<<<<

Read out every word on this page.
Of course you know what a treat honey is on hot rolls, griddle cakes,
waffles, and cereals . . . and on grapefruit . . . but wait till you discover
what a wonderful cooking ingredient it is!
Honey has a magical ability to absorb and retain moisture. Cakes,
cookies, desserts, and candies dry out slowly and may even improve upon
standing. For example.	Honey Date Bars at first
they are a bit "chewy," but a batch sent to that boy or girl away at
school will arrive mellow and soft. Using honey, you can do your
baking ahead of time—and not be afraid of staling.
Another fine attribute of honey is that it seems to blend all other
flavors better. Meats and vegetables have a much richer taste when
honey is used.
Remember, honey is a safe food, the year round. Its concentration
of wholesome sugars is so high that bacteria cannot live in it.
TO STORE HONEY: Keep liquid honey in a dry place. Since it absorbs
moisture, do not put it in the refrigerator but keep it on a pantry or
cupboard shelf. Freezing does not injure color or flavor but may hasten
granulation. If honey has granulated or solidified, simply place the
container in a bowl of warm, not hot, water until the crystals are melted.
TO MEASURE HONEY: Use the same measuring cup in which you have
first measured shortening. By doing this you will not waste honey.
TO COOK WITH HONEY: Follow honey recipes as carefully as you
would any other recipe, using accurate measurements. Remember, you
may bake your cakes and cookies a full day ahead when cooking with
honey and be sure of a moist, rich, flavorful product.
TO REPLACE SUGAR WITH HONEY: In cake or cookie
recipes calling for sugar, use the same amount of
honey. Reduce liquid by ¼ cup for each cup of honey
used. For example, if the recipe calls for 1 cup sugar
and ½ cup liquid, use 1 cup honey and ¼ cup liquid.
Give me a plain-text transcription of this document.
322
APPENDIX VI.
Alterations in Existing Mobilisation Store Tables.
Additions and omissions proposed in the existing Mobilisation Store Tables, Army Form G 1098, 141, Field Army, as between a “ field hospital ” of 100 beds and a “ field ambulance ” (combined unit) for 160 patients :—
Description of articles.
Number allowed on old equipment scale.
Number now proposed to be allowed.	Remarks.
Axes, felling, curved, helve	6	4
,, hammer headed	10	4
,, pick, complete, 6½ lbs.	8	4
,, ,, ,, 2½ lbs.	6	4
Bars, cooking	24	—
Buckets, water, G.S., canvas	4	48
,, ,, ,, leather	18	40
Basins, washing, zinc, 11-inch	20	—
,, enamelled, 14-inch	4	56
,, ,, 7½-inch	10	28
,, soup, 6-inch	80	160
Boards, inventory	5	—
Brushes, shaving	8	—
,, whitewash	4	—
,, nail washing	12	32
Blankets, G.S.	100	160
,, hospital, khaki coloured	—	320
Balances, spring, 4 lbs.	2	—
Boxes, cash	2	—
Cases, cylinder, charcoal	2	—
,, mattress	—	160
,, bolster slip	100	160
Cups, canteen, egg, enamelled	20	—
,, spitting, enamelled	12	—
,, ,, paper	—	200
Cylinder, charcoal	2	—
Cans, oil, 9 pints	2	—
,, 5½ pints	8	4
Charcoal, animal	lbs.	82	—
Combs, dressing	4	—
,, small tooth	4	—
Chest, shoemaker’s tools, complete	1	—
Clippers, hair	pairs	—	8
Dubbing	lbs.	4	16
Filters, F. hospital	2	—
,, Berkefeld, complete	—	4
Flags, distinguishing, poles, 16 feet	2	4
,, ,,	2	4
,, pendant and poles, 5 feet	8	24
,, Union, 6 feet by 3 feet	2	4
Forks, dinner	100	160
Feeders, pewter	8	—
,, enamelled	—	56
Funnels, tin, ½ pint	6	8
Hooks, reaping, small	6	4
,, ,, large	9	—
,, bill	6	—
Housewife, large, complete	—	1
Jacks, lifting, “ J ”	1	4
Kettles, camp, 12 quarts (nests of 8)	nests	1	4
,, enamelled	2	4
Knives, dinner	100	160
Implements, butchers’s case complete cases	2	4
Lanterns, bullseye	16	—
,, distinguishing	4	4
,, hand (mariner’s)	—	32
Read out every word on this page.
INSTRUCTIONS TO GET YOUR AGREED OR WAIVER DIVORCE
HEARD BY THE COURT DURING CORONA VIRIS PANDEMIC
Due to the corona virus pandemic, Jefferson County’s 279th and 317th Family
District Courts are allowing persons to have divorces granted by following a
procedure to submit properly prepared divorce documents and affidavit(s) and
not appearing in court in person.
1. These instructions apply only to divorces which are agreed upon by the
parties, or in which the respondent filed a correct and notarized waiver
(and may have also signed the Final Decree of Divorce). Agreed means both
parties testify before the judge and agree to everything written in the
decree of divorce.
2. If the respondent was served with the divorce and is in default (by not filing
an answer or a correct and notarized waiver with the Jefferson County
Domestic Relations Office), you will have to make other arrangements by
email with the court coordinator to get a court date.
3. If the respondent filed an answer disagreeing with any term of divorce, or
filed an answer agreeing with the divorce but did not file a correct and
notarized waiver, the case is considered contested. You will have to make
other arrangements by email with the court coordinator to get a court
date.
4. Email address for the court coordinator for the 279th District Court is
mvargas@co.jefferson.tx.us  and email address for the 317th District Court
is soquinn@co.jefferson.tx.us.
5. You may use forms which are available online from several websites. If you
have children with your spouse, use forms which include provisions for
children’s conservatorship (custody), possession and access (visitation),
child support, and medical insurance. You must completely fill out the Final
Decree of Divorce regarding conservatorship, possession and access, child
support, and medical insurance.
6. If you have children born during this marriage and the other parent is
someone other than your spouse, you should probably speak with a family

>>>>

Task requirements. Give back each record exactly, from the first line through the last.

Answer area.
Read out every word on this page.
Of course you know what a treat honey is on hot rolls, griddle cakes,
waffles, and cereals . . . and on grapefruit . . . but wait till you discover
what a wonderful cooking ingredient it is!
Honey has a magical ability to absorb and retain moisture. Cakes,
cookies, desserts, and candies dry out slowly and may even improve upon
standing. For example.	Honey Date Bars at first
they are a bit "chewy," but a batch sent to that boy or girl away at
school will arrive mellow and soft. Using honey, you can do your
baking ahead of time—and not be afraid of staling.
Another fine attribute of honey is that it seems to blend all other
flavors better. Meats and vegetables have a much richer taste when
honey is used.
Remember, honey is a safe food, the year round. Its concentration
of wholesome sugars is so high that bacteria cannot live in it.
TO STORE HONEY: Keep liquid honey in a dry place. Since it absorbs
moisture, do not put it in the refrigerator but keep it on a pantry or
cupboard shelf. Freezing does not injure color or flavor but may hasten
granulation. If honey has granulated or solidified, simply place the
container in a bowl of warm, not hot, water until the crystals are melted.
TO MEASURE HONEY: Use the same measuring cup in which you have
first measured shortening. By doing this you will not waste honey.
TO COOK WITH HONEY: Follow honey recipes as carefully as you
would any other recipe, using accurate measurements. Remember, you
may bake your cakes and cookies a full day ahead when cooking with
honey and be sure of a moist, rich, flavorful product.
TO REPLACE SUGAR WITH HONEY: In cake or cookie
recipes calling for sugar, use the same amount of
honey. Reduce liquid by ¼ cup for each cup of honey
used. For example, if the recipe calls for 1 cup sugar
and ½ cup liquid, use 1 cup honey and ¼ cup liquid.
Give me a plain-text transcription of this document.
322
APPENDIX VI.
Alterations in Existing Mobilisation Store Tables.
Additions and omissions proposed in the existing Mobilisation Store Tables, Army Form G 1098, 141, Field Army, as between a “ field hospital ” of 100 beds and a “ field ambulance ” (combined unit) for 160 patients :—
Description of articles.
Number allowed on old equipment scale.
Number now proposed to be allowed.	Remarks.
Axes, felling, curved, helve	6	4
,, hammer headed	10	4
,, pick, complete, 6½ lbs.	8	4
,, ,, ,, 2½ lbs.	6	4
Bars, cooking	24	—
Buckets, water, G.S., canvas	4	48
,, ,, ,, leather	18	40
Basins, washing, zinc, 11-inch	20	—
,, enamelled, 14-inch	4	56
,, ,, 7½-inch	10	28
,, soup, 6-inch	80	160
Boards, inventory	5	—
Brushes, shaving	8	—
,, whitewash	4	—
,, nail washing	12	32
Blankets, G.S.	100	160
,, hospital, khaki coloured	—	320
Balances, spring, 4 lbs.	2	—
Boxes, cash	2	—
Cases, cylinder, charcoal	2	—
,, mattress	—	160
,, bolster slip	100	160
Cups, canteen, egg, enamelled	20	—
,, spitting, enamelled	12	—
,, ,, paper	—	200
Cylinder, charcoal	2	—
Cans, oil, 9 pints	2	—
,, 5½ pints	8	4
Charcoal, animal	lbs.	82	—
Combs, dressing	4	—
,, small tooth	4	—
Chest, shoemaker’s tools, complete	1	—
Clippers, hair	pairs	—	8
Dubbing	lbs.	4	16
Filters, F. hospital	2	—
,, Berkefeld, complete	—	4
Flags, distinguishing, poles, 16 feet	2	4
,, ,,	2	4
,, pendant and poles, 5 feet	8	24
,, Union, 6 feet by 3 feet	2	4
Forks, dinner	100	160
Feeders, pewter	8	—
,, enamelled	—	56
Funnels, tin, ½ pint	6	8
Hooks, reaping, small	6	4
,, ,, large	9	—
,, bill	6	—
Housewife, large, complete	—	1
Jacks, lifting, “ J ”	1	4
Kettles, camp, 12 quarts (nests of 8)	nests	1	4
,, enamelled	2	4
Knives, dinner	100	160
Implements, butchers’s case complete cases	2	4
Lanterns, bullseye	16	—
,, distinguishing	4	4
,, hand (mariner’s)	—	32
Read out every word on this page.
INSTRUCTIONS TO GET YOUR AGREED OR WAIVER DIVORCE
HEARD BY THE COURT DURING CORONA VIRIS PANDEMIC
Due to the corona virus pandemic, Jefferson County’s 279th and 317th Family
District Courts are allowing persons to have divorces granted by following a
procedure to submit properly prepared divorce documents and affidavit(s) and
not appearing in court in person.
1. These instructions apply only to divorces which are agreed upon by the
parties, or in which the respondent filed a correct and notarized waiver
(and may have also signed the Final Decree of Divorce). Agreed means both
parties testify before the judge and agree to everything written in the
decree of divorce.
2. If the respondent was served with the divorce and is in default (by not filing
an answer or a correct and notarized waiver with the Jefferson County
Domestic Relations Office), you will have to make other arrangements by
email with the court coordinator to get a court date.
3. If the respondent filed an answer disagreeing with any term of divorce, or
filed an answer agreeing with the divorce but did not file a correct and
notarized waiver, the case is considered contested. You will have to make
other arrangements by email with the court coordinator to get a court
date.
4. Email address for the court coordinator for the 279th District Court is
mvargas@co.jefferson.tx.us  and email address for the 317th District Court
is soquinn@co.jefferson.tx.us.
5. You may use forms which are available online from several websites. If you
have children with your spouse, use forms which include provisions for
children’s conservatorship (custody), possession and access (visitation),
child support, and medical insurance. You must completely fill out the Final
Decree of Divorce regarding conservatorship, possession and access, child
support, and medical insurance.
6. If you have children born during this marriage and the other parent is
someone other than your spouse, you should probably speak with a family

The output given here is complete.